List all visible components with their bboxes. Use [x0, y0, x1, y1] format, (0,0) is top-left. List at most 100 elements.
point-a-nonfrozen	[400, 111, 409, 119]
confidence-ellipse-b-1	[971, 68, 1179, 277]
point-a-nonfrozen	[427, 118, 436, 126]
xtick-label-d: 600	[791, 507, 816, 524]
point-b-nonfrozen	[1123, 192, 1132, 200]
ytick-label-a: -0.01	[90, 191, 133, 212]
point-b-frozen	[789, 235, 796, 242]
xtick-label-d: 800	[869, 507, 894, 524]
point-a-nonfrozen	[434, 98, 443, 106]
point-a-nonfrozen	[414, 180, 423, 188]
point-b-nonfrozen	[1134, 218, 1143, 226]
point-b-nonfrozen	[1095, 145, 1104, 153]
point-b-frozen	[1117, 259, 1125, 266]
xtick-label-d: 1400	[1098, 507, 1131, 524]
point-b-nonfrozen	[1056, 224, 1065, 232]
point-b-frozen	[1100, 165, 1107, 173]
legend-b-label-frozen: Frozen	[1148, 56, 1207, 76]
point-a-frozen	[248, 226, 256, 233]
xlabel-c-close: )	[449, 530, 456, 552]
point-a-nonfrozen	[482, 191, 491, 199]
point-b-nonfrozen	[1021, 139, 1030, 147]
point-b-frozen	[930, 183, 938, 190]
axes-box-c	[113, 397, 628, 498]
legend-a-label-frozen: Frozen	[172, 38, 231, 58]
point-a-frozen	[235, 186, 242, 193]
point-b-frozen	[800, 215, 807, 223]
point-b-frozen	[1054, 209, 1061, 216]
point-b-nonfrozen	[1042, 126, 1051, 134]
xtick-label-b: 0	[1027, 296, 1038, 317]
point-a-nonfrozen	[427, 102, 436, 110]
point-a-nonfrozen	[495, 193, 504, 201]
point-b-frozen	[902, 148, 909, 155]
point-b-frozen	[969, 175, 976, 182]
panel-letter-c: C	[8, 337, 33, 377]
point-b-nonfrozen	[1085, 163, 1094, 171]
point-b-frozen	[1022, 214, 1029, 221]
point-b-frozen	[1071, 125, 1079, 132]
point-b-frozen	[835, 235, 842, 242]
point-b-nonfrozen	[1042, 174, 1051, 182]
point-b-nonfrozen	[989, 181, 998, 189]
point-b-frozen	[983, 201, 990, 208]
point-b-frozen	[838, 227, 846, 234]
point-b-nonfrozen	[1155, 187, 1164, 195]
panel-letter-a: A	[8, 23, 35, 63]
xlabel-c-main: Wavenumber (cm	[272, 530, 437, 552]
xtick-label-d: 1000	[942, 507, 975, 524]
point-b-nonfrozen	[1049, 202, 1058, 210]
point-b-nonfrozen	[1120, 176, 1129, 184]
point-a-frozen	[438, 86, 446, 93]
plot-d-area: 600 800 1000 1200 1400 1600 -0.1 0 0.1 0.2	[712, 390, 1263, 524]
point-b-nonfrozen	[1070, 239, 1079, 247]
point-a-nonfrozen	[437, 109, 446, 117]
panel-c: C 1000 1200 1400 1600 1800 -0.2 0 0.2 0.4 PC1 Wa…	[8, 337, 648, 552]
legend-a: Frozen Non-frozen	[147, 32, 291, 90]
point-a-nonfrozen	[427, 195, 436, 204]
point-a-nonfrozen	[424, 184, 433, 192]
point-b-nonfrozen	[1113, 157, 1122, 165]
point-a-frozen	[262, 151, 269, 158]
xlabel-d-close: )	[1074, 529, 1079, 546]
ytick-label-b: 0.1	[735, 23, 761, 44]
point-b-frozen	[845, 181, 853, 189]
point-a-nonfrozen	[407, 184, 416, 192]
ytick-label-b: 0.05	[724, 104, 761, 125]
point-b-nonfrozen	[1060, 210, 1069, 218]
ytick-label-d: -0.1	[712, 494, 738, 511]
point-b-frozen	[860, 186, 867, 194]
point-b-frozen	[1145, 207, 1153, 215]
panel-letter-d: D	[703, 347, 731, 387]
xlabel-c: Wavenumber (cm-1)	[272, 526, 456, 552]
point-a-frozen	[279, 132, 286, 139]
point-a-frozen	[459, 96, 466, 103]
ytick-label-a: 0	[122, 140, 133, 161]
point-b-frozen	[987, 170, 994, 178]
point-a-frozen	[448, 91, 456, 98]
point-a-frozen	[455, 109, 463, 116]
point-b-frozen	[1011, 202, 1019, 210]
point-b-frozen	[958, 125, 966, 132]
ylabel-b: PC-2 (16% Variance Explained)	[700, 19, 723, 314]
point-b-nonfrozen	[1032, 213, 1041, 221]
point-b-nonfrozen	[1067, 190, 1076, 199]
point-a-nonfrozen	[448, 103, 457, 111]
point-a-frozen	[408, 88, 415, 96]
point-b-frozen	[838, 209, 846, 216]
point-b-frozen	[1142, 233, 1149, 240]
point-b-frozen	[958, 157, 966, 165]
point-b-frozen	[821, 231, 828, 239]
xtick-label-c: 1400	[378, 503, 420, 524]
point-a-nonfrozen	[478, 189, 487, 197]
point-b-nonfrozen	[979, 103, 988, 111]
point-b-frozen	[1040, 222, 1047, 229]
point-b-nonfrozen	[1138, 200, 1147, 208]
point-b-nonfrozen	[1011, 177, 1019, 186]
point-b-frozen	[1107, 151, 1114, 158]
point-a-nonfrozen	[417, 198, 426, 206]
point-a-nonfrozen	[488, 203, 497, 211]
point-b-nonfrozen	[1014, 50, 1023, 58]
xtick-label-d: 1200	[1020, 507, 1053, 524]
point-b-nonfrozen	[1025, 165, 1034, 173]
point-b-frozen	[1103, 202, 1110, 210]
::::::
Reproduce the entries from the start through the line containing "209, 1061, 216]", inclusive, substituting "marker-b-frozen" for every occurrence of "point-b-frozen" and leaving all else unchanged.

[EXERCISE ANSWER]
List all visible components with their bboxes. Use [x0, y0, x1, y1] format, (0,0) is top-left. List at most 100 elements.
point-a-nonfrozen	[400, 111, 409, 119]
confidence-ellipse-b-1	[971, 68, 1179, 277]
point-a-nonfrozen	[427, 118, 436, 126]
xtick-label-d: 600	[791, 507, 816, 524]
point-b-nonfrozen	[1123, 192, 1132, 200]
ytick-label-a: -0.01	[90, 191, 133, 212]
marker-b-frozen	[789, 235, 796, 242]
xtick-label-d: 800	[869, 507, 894, 524]
point-a-nonfrozen	[434, 98, 443, 106]
point-a-nonfrozen	[414, 180, 423, 188]
point-b-nonfrozen	[1134, 218, 1143, 226]
point-b-nonfrozen	[1095, 145, 1104, 153]
marker-b-frozen	[1117, 259, 1125, 266]
xtick-label-d: 1400	[1098, 507, 1131, 524]
point-b-nonfrozen	[1056, 224, 1065, 232]
marker-b-frozen	[1100, 165, 1107, 173]
legend-b-label-frozen: Frozen	[1148, 56, 1207, 76]
point-a-frozen	[248, 226, 256, 233]
xlabel-c-close: )	[449, 530, 456, 552]
point-a-nonfrozen	[482, 191, 491, 199]
point-b-nonfrozen	[1021, 139, 1030, 147]
marker-b-frozen	[930, 183, 938, 190]
axes-box-c	[113, 397, 628, 498]
legend-a-label-frozen: Frozen	[172, 38, 231, 58]
point-a-frozen	[235, 186, 242, 193]
marker-b-frozen	[800, 215, 807, 223]
marker-b-frozen	[1054, 209, 1061, 216]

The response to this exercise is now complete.